* Begin MATERIAL FOR THIS TASK *
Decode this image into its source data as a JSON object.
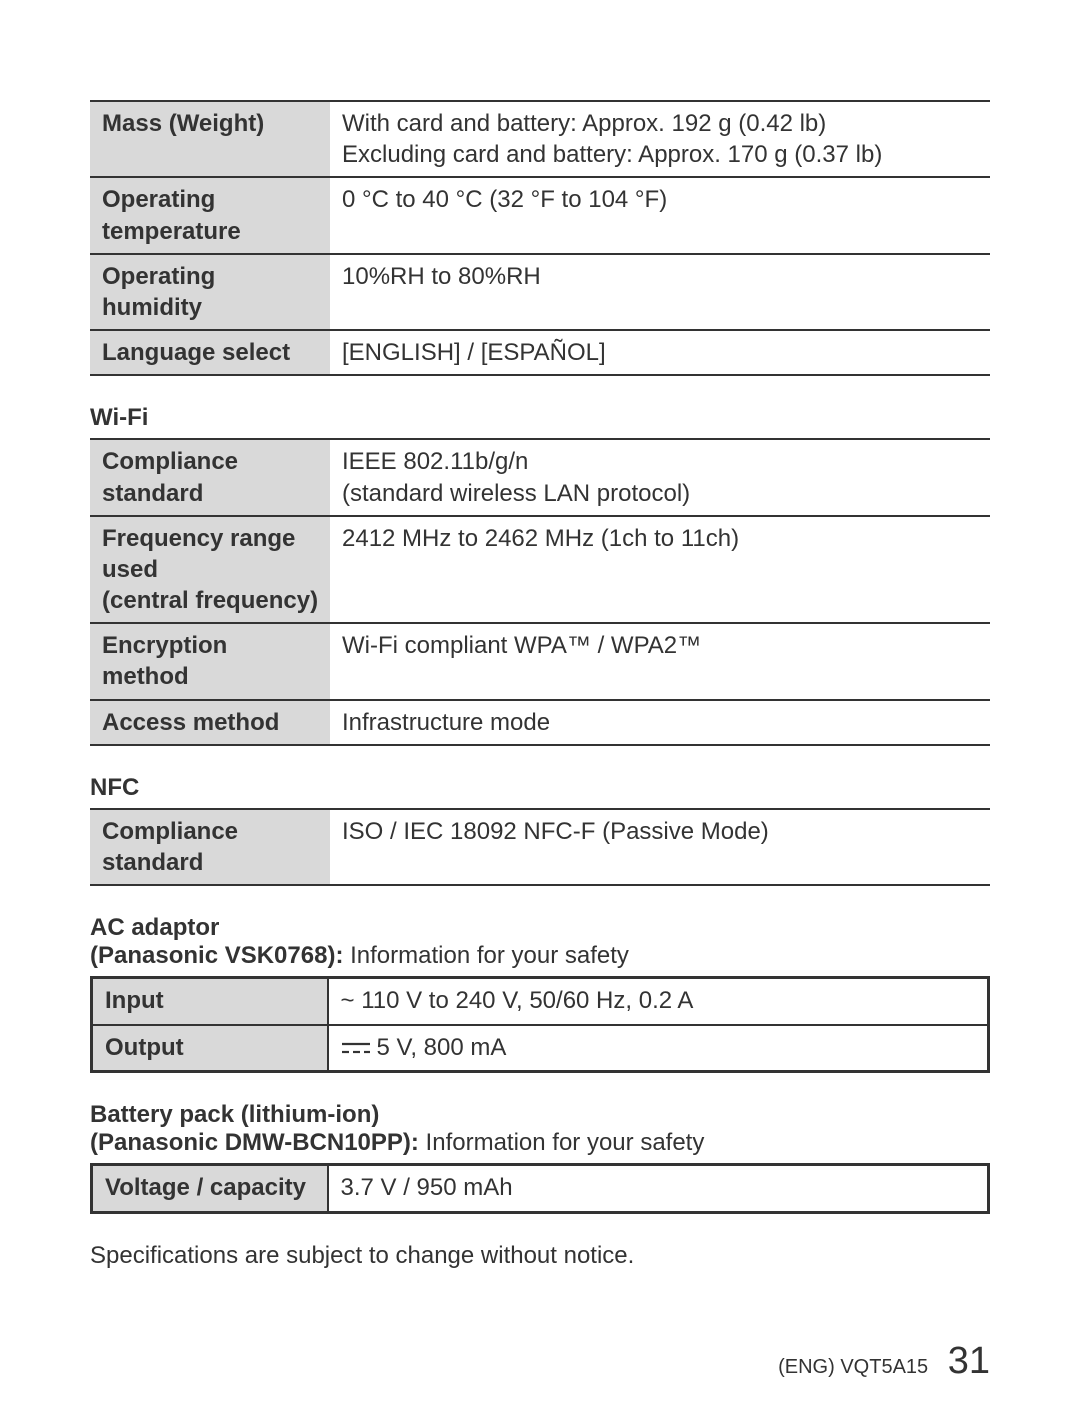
{
  "colors": {
    "label_bg": "#d9d9d9",
    "border": "#333333",
    "text": "#333333",
    "page_bg": "#ffffff"
  },
  "typography": {
    "body_fontsize_pt": 18,
    "title_fontsize_pt": 18,
    "pagenum_fontsize_pt": 28,
    "font_family": "Arial"
  },
  "table1": {
    "rows": [
      {
        "label": "Mass (Weight)",
        "value": "With card and battery: Approx. 192 g (0.42 lb)\nExcluding card and battery: Approx. 170 g (0.37 lb)"
      },
      {
        "label": "Operating temperature",
        "value": "0 °C to 40 °C (32 °F to 104 °F)"
      },
      {
        "label": "Operating humidity",
        "value": "10%RH to 80%RH"
      },
      {
        "label": "Language select",
        "value": "[ENGLISH] / [ESPAÑOL]"
      }
    ]
  },
  "wifi": {
    "title": "Wi-Fi",
    "rows": [
      {
        "label": "Compliance standard",
        "value": "IEEE 802.11b/g/n\n(standard wireless LAN protocol)"
      },
      {
        "label": "Frequency range used\n(central frequency)",
        "value": "2412 MHz to 2462 MHz (1ch to 11ch)"
      },
      {
        "label": "Encryption method",
        "value": "Wi-Fi compliant WPA™ / WPA2™"
      },
      {
        "label": "Access method",
        "value": "Infrastructure mode"
      }
    ]
  },
  "nfc": {
    "title": "NFC",
    "rows": [
      {
        "label": "Compliance standard",
        "value": "ISO / IEC 18092 NFC-F (Passive Mode)"
      }
    ]
  },
  "ac_adaptor": {
    "title": "AC adaptor",
    "subtitle_bold": "(Panasonic VSK0768):",
    "subtitle_rest": " Information for your safety",
    "rows": [
      {
        "label": "Input",
        "value_prefix": "~ ",
        "value": "110 V to 240 V, 50/60 Hz, 0.2 A",
        "symbol": "ac"
      },
      {
        "label": "Output",
        "value_prefix": "",
        "value": "5 V, 800 mA",
        "symbol": "dc"
      }
    ]
  },
  "battery": {
    "title": "Battery pack (lithium-ion)",
    "subtitle_bold": "(Panasonic DMW-BCN10PP):",
    "subtitle_rest": " Information for your safety",
    "rows": [
      {
        "label": "Voltage / capacity",
        "value": "3.7 V / 950 mAh"
      }
    ]
  },
  "note": "Specifications are subject to change without notice.",
  "footer": {
    "code": "(ENG) VQT5A15",
    "page": "31"
  }
}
* End MATERIAL FOR THIS TASK *
▶ _TASK DETAILS_:
Select every line above that contains the word "method", and copy it.

▶ _SOLUTION_:
        "label": "Encryption method",
        "label": "Access method",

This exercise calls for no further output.